§ **Exercise task**
Retype the whole listing below, character for character.

Saved entries
start
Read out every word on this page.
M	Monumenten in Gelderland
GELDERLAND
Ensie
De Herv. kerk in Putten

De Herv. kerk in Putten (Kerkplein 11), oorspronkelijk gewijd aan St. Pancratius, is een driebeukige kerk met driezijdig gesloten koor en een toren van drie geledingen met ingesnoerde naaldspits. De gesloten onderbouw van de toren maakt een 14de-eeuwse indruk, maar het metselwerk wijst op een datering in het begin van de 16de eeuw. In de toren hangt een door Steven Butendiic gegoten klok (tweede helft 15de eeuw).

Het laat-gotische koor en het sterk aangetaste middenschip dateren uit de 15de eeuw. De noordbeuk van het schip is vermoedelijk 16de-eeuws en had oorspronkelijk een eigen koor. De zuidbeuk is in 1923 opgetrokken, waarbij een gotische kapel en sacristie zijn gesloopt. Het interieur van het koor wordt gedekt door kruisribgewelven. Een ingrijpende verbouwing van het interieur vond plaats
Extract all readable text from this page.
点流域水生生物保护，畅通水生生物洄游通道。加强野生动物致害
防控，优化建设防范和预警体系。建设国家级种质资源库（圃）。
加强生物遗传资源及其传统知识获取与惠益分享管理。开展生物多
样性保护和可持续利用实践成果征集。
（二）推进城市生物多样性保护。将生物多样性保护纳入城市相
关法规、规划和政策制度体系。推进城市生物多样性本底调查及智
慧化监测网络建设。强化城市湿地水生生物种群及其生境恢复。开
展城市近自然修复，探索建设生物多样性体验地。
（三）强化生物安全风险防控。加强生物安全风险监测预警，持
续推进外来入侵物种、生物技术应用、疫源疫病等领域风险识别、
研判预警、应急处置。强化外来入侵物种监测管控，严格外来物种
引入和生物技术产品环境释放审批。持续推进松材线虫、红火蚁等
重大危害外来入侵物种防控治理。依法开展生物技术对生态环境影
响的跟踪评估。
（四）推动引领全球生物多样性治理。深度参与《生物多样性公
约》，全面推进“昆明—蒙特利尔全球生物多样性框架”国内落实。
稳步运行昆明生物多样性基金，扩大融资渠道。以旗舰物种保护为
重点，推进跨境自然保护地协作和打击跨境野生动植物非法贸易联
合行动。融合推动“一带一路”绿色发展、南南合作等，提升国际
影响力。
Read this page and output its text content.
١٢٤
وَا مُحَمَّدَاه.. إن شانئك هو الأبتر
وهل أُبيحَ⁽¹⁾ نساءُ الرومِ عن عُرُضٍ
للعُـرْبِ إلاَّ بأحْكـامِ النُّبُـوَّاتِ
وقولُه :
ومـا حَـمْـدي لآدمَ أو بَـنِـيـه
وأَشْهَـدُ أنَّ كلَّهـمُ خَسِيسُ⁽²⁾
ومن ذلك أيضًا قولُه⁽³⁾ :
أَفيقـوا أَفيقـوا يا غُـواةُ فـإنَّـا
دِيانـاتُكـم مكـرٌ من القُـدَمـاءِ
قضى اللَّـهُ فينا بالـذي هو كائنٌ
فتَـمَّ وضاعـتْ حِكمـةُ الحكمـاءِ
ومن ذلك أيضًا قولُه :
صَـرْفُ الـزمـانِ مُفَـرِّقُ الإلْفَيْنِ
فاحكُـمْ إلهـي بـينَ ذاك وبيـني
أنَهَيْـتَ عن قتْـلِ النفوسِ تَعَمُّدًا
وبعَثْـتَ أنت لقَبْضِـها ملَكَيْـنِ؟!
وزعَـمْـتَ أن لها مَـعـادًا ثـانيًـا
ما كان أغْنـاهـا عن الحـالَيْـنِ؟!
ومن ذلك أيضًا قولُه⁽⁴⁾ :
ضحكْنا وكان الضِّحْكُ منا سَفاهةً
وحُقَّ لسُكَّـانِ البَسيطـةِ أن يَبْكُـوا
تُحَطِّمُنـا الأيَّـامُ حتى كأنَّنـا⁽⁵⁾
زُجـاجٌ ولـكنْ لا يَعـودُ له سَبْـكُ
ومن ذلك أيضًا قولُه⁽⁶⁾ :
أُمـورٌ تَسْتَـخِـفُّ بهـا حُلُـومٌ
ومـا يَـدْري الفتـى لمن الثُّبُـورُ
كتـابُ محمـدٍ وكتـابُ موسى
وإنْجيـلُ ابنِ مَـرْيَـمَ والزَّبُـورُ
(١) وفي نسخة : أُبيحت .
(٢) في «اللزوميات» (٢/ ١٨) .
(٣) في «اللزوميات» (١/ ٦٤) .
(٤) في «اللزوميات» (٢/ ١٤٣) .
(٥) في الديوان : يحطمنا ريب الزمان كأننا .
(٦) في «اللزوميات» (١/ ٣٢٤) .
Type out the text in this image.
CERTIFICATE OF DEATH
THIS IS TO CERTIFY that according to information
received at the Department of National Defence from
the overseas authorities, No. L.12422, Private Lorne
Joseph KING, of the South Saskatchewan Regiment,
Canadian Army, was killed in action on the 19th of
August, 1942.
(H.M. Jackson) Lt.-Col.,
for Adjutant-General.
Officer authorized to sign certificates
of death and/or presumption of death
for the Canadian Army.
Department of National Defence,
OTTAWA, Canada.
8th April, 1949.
end
§ **Answer to this exercise**
Read out every word on this page.
M	Monumenten in Gelderland
GELDERLAND
Ensie
De Herv. kerk in Putten

De Herv. kerk in Putten (Kerkplein 11), oorspronkelijk gewijd aan St. Pancratius, is een driebeukige kerk met driezijdig gesloten koor en een toren van drie geledingen met ingesnoerde naaldspits. De gesloten onderbouw van de toren maakt een 14de-eeuwse indruk, maar het metselwerk wijst op een datering in het begin van de 16de eeuw. In de toren hangt een door Steven Butendiic gegoten klok (tweede helft 15de eeuw).

Het laat-gotische koor en het sterk aangetaste middenschip dateren uit de 15de eeuw. De noordbeuk van het schip is vermoedelijk 16de-eeuws en had oorspronkelijk een eigen koor. De zuidbeuk is in 1923 opgetrokken, waarbij een gotische kapel en sacristie zijn gesloopt. Het interieur van het koor wordt gedekt door kruisribgewelven. Een ingrijpende verbouwing van het interieur vond plaats
Extract all readable text from this page.
点流域水生生物保护，畅通水生生物洄游通道。加强野生动物致害
防控，优化建设防范和预警体系。建设国家级种质资源库（圃）。
加强生物遗传资源及其传统知识获取与惠益分享管理。开展生物多
样性保护和可持续利用实践成果征集。
（二）推进城市生物多样性保护。将生物多样性保护纳入城市相
关法规、规划和政策制度体系。推进城市生物多样性本底调查及智
慧化监测网络建设。强化城市湿地水生生物种群及其生境恢复。开
展城市近自然修复，探索建设生物多样性体验地。
（三）强化生物安全风险防控。加强生物安全风险监测预警，持
续推进外来入侵物种、生物技术应用、疫源疫病等领域风险识别、
研判预警、应急处置。强化外来入侵物种监测管控，严格外来物种
引入和生物技术产品环境释放审批。持续推进松材线虫、红火蚁等
重大危害外来入侵物种防控治理。依法开展生物技术对生态环境影
响的跟踪评估。
（四）推动引领全球生物多样性治理。深度参与《生物多样性公
约》，全面推进“昆明—蒙特利尔全球生物多样性框架”国内落实。
稳步运行昆明生物多样性基金，扩大融资渠道。以旗舰物种保护为
重点，推进跨境自然保护地协作和打击跨境野生动植物非法贸易联
合行动。融合推动“一带一路”绿色发展、南南合作等，提升国际
影响力。
Read this page and output its text content.
١٢٤
وَا مُحَمَّدَاه.. إن شانئك هو الأبتر
وهل أُبيحَ⁽¹⁾ نساءُ الرومِ عن عُرُضٍ
للعُـرْبِ إلاَّ بأحْكـامِ النُّبُـوَّاتِ
وقولُه :
ومـا حَـمْـدي لآدمَ أو بَـنِـيـه
وأَشْهَـدُ أنَّ كلَّهـمُ خَسِيسُ⁽²⁾
ومن ذلك أيضًا قولُه⁽³⁾ :
أَفيقـوا أَفيقـوا يا غُـواةُ فـإنَّـا
دِيانـاتُكـم مكـرٌ من القُـدَمـاءِ
قضى اللَّـهُ فينا بالـذي هو كائنٌ
فتَـمَّ وضاعـتْ حِكمـةُ الحكمـاءِ
ومن ذلك أيضًا قولُه :
صَـرْفُ الـزمـانِ مُفَـرِّقُ الإلْفَيْنِ
فاحكُـمْ إلهـي بـينَ ذاك وبيـني
أنَهَيْـتَ عن قتْـلِ النفوسِ تَعَمُّدًا
وبعَثْـتَ أنت لقَبْضِـها ملَكَيْـنِ؟!
وزعَـمْـتَ أن لها مَـعـادًا ثـانيًـا
ما كان أغْنـاهـا عن الحـالَيْـنِ؟!
ومن ذلك أيضًا قولُه⁽⁴⁾ :
ضحكْنا وكان الضِّحْكُ منا سَفاهةً
وحُقَّ لسُكَّـانِ البَسيطـةِ أن يَبْكُـوا
تُحَطِّمُنـا الأيَّـامُ حتى كأنَّنـا⁽⁵⁾
زُجـاجٌ ولـكنْ لا يَعـودُ له سَبْـكُ
ومن ذلك أيضًا قولُه⁽⁶⁾ :
أُمـورٌ تَسْتَـخِـفُّ بهـا حُلُـومٌ
ومـا يَـدْري الفتـى لمن الثُّبُـورُ
كتـابُ محمـدٍ وكتـابُ موسى
وإنْجيـلُ ابنِ مَـرْيَـمَ والزَّبُـورُ
(١) وفي نسخة : أُبيحت .
(٢) في «اللزوميات» (٢/ ١٨) .
(٣) في «اللزوميات» (١/ ٦٤) .
(٤) في «اللزوميات» (٢/ ١٤٣) .
(٥) في الديوان : يحطمنا ريب الزمان كأننا .
(٦) في «اللزوميات» (١/ ٣٢٤) .
Type out the text in this image.
CERTIFICATE OF DEATH
THIS IS TO CERTIFY that according to information
received at the Department of National Defence from
the overseas authorities, No. L.12422, Private Lorne
Joseph KING, of the South Saskatchewan Regiment,
Canadian Army, was killed in action on the 19th of
August, 1942.
(H.M. Jackson) Lt.-Col.,
for Adjutant-General.
Officer authorized to sign certificates
of death and/or presumption of death
for the Canadian Army.
Department of National Defence,
OTTAWA, Canada.
8th April, 1949.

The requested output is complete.